** BEGIN DATA FOR THE TASK **

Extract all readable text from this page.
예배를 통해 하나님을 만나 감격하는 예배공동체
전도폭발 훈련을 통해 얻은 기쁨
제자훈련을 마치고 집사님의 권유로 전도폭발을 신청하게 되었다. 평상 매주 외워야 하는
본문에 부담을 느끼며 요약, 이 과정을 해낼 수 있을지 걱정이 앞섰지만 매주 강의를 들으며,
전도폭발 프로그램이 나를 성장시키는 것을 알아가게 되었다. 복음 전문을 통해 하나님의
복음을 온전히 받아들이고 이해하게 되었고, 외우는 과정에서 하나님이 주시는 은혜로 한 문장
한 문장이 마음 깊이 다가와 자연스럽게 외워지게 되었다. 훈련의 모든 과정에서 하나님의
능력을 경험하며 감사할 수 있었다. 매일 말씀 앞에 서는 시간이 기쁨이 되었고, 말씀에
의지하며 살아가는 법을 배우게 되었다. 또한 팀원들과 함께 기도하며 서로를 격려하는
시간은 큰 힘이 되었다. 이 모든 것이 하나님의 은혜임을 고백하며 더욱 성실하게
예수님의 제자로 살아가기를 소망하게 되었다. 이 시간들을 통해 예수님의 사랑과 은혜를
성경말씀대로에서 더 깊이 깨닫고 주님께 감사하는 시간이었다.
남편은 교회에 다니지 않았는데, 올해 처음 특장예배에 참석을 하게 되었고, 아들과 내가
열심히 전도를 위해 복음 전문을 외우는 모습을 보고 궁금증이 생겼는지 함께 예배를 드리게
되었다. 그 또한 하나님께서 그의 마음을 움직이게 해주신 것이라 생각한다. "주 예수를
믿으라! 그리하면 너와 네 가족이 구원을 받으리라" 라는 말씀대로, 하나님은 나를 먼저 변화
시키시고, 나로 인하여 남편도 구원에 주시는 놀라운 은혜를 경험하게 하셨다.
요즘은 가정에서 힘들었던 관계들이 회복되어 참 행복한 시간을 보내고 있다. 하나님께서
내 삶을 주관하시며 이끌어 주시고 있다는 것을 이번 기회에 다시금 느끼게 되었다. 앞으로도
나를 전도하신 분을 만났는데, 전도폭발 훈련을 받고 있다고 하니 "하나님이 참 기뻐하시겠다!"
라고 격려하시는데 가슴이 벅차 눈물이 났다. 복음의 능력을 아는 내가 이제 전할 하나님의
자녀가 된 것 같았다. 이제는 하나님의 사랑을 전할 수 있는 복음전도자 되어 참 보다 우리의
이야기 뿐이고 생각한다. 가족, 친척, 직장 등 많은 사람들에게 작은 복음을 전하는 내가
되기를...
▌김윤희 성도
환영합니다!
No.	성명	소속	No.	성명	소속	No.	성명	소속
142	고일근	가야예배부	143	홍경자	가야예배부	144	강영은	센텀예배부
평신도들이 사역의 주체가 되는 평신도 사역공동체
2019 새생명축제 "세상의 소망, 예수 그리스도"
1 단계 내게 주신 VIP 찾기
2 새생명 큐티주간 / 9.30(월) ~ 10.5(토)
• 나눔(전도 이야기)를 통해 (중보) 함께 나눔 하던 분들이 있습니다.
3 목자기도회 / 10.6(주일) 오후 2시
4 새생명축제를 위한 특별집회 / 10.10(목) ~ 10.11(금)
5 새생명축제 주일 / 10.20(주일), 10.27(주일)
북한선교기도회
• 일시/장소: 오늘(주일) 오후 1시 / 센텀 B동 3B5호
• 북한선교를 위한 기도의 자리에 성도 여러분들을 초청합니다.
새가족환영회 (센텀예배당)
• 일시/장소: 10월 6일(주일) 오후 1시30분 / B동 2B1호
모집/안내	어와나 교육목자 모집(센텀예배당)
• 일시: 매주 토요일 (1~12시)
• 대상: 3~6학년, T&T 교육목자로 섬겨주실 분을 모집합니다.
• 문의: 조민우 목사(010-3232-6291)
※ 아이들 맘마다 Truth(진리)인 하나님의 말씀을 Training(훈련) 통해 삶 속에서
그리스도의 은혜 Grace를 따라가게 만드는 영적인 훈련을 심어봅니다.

** END DATA FOR THE TASK **

## WHAT TO WORK ON
Search the entries for the word "하나님께서" and copy every line that has it.

## EXPECTED ANSWER
되었다. 그 또한 하나님께서 그의 마음을 움직이게 해주신 것이라 생각한다. "주 예수를
요즘은 가정에서 힘들었던 관계들이 회복되어 참 행복한 시간을 보내고 있다. 하나님께서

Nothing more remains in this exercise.